== SET EXERCISE ==
The entire listing is to be repeated verbatim.

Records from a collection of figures

** start **

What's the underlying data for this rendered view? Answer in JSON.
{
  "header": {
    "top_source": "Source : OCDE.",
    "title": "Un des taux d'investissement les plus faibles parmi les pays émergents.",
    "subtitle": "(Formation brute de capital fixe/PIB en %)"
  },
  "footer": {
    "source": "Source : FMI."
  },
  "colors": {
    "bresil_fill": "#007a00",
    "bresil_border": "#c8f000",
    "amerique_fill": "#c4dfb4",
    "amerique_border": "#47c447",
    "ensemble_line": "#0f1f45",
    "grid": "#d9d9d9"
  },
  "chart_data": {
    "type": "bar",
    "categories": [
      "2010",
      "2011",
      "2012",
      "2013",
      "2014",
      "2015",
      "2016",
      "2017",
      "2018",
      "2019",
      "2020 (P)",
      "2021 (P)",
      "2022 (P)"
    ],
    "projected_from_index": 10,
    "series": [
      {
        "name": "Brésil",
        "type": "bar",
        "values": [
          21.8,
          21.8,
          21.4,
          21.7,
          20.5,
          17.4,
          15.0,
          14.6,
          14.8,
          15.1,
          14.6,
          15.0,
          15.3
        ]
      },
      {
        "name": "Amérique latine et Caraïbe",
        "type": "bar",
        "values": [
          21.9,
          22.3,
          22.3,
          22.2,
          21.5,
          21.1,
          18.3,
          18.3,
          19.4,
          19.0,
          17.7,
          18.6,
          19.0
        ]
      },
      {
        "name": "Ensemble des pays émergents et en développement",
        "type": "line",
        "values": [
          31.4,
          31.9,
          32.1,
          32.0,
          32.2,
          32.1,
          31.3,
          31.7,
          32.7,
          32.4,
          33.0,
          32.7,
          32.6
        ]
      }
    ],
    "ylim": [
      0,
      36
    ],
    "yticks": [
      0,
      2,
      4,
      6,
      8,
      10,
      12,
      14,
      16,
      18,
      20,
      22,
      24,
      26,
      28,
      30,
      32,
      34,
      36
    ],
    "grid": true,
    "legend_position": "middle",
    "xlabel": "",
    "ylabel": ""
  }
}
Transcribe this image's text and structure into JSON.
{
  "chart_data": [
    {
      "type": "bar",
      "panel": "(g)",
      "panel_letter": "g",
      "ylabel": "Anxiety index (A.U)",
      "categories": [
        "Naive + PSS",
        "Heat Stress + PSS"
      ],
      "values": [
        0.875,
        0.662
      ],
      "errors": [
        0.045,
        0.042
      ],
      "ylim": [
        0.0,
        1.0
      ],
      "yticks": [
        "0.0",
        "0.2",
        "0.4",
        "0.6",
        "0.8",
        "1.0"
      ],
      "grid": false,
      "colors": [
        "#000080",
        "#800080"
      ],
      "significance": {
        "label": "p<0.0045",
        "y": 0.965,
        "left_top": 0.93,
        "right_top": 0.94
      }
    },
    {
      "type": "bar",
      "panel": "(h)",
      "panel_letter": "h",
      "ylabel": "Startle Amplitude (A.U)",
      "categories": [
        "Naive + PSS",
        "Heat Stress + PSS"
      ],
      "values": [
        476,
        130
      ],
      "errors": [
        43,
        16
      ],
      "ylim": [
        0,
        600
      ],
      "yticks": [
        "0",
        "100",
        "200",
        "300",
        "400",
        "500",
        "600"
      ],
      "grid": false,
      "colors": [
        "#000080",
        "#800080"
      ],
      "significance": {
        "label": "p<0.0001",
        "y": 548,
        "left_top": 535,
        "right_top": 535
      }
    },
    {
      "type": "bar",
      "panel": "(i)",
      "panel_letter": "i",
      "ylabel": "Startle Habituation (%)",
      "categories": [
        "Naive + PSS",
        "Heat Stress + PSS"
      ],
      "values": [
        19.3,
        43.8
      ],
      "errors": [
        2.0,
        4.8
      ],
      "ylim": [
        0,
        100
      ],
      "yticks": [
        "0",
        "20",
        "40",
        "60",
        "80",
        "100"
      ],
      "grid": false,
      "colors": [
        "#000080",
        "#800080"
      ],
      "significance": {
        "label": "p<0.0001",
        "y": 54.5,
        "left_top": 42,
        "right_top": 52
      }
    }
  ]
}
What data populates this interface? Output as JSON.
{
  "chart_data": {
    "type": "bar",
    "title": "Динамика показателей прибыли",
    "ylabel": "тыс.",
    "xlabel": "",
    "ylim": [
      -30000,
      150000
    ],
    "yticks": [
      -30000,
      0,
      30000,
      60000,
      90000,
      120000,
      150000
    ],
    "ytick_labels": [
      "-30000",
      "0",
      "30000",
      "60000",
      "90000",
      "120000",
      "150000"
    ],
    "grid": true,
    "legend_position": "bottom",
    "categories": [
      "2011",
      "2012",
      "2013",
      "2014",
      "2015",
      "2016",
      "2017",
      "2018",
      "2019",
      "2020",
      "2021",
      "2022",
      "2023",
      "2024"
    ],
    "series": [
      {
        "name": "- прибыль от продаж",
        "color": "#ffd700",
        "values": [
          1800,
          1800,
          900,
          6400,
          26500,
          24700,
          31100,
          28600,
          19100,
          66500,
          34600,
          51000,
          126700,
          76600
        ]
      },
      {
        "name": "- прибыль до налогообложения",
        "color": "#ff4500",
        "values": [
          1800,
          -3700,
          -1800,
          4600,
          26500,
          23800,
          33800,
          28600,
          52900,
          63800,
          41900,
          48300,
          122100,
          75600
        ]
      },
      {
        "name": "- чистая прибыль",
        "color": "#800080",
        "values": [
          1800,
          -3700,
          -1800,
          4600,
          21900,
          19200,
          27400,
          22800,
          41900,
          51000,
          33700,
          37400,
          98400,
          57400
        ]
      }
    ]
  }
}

** end **

== EXERCISE OUTPUT ==
What's the underlying data for this rendered view? Answer in JSON.
{
  "header": {
    "top_source": "Source : OCDE.",
    "title": "Un des taux d'investissement les plus faibles parmi les pays émergents.",
    "subtitle": "(Formation brute de capital fixe/PIB en %)"
  },
  "footer": {
    "source": "Source : FMI."
  },
  "colors": {
    "bresil_fill": "#007a00",
    "bresil_border": "#c8f000",
    "amerique_fill": "#c4dfb4",
    "amerique_border": "#47c447",
    "ensemble_line": "#0f1f45",
    "grid": "#d9d9d9"
  },
  "chart_data": {
    "type": "bar",
    "categories": [
      "2010",
      "2011",
      "2012",
      "2013",
      "2014",
      "2015",
      "2016",
      "2017",
      "2018",
      "2019",
      "2020 (P)",
      "2021 (P)",
      "2022 (P)"
    ],
    "projected_from_index": 10,
    "series": [
      {
        "name": "Brésil",
        "type": "bar",
        "values": [
          21.8,
          21.8,
          21.4,
          21.7,
          20.5,
          17.4,
          15.0,
          14.6,
          14.8,
          15.1,
          14.6,
          15.0,
          15.3
        ]
      },
      {
        "name": "Amérique latine et Caraïbe",
        "type": "bar",
        "values": [
          21.9,
          22.3,
          22.3,
          22.2,
          21.5,
          21.1,
          18.3,
          18.3,
          19.4,
          19.0,
          17.7,
          18.6,
          19.0
        ]
      },
      {
        "name": "Ensemble des pays émergents et en développement",
        "type": "line",
        "values": [
          31.4,
          31.9,
          32.1,
          32.0,
          32.2,
          32.1,
          31.3,
          31.7,
          32.7,
          32.4,
          33.0,
          32.7,
          32.6
        ]
      }
    ],
    "ylim": [
      0,
      36
    ],
    "yticks": [
      0,
      2,
      4,
      6,
      8,
      10,
      12,
      14,
      16,
      18,
      20,
      22,
      24,
      26,
      28,
      30,
      32,
      34,
      36
    ],
    "grid": true,
    "legend_position": "middle",
    "xlabel": "",
    "ylabel": ""
  }
}
Transcribe this image's text and structure into JSON.
{
  "chart_data": [
    {
      "type": "bar",
      "panel": "(g)",
      "panel_letter": "g",
      "ylabel": "Anxiety index (A.U)",
      "categories": [
        "Naive + PSS",
        "Heat Stress + PSS"
      ],
      "values": [
        0.875,
        0.662
      ],
      "errors": [
        0.045,
        0.042
      ],
      "ylim": [
        0.0,
        1.0
      ],
      "yticks": [
        "0.0",
        "0.2",
        "0.4",
        "0.6",
        "0.8",
        "1.0"
      ],
      "grid": false,
      "colors": [
        "#000080",
        "#800080"
      ],
      "significance": {
        "label": "p<0.0045",
        "y": 0.965,
        "left_top": 0.93,
        "right_top": 0.94
      }
    },
    {
      "type": "bar",
      "panel": "(h)",
      "panel_letter": "h",
      "ylabel": "Startle Amplitude (A.U)",
      "categories": [
        "Naive + PSS",
        "Heat Stress + PSS"
      ],
      "values": [
        476,
        130
      ],
      "errors": [
        43,
        16
      ],
      "ylim": [
        0,
        600
      ],
      "yticks": [
        "0",
        "100",
        "200",
        "300",
        "400",
        "500",
        "600"
      ],
      "grid": false,
      "colors": [
        "#000080",
        "#800080"
      ],
      "significance": {
        "label": "p<0.0001",
        "y": 548,
        "left_top": 535,
        "right_top": 535
      }
    },
    {
      "type": "bar",
      "panel": "(i)",
      "panel_letter": "i",
      "ylabel": "Startle Habituation (%)",
      "categories": [
        "Naive + PSS",
        "Heat Stress + PSS"
      ],
      "values": [
        19.3,
        43.8
      ],
      "errors": [
        2.0,
        4.8
      ],
      "ylim": [
        0,
        100
      ],
      "yticks": [
        "0",
        "20",
        "40",
        "60",
        "80",
        "100"
      ],
      "grid": false,
      "colors": [
        "#000080",
        "#800080"
      ],
      "significance": {
        "label": "p<0.0001",
        "y": 54.5,
        "left_top": 42,
        "right_top": 52
      }
    }
  ]
}
What data populates this interface? Output as JSON.
{
  "chart_data": {
    "type": "bar",
    "title": "Динамика показателей прибыли",
    "ylabel": "тыс.",
    "xlabel": "",
    "ylim": [
      -30000,
      150000
    ],
    "yticks": [
      -30000,
      0,
      30000,
      60000,
      90000,
      120000,
      150000
    ],
    "ytick_labels": [
      "-30000",
      "0",
      "30000",
      "60000",
      "90000",
      "120000",
      "150000"
    ],
    "grid": true,
    "legend_position": "bottom",
    "categories": [
      "2011",
      "2012",
      "2013",
      "2014",
      "2015",
      "2016",
      "2017",
      "2018",
      "2019",
      "2020",
      "2021",
      "2022",
      "2023",
      "2024"
    ],
    "series": [
      {
        "name": "- прибыль от продаж",
        "color": "#ffd700",
        "values": [
          1800,
          1800,
          900,
          6400,
          26500,
          24700,
          31100,
          28600,
          19100,
          66500,
          34600,
          51000,
          126700,
          76600
        ]
      },
      {
        "name": "- прибыль до налогообложения",
        "color": "#ff4500",
        "values": [
          1800,
          -3700,
          -1800,
          4600,
          26500,
          23800,
          33800,
          28600,
          52900,
          63800,
          41900,
          48300,
          122100,
          75600
        ]
      },
      {
        "name": "- чистая прибыль",
        "color": "#800080",
        "values": [
          1800,
          -3700,
          -1800,
          4600,
          21900,
          19200,
          27400,
          22800,
          41900,
          51000,
          33700,
          37400,
          98400,
          57400
        ]
      }
    ]
  }
}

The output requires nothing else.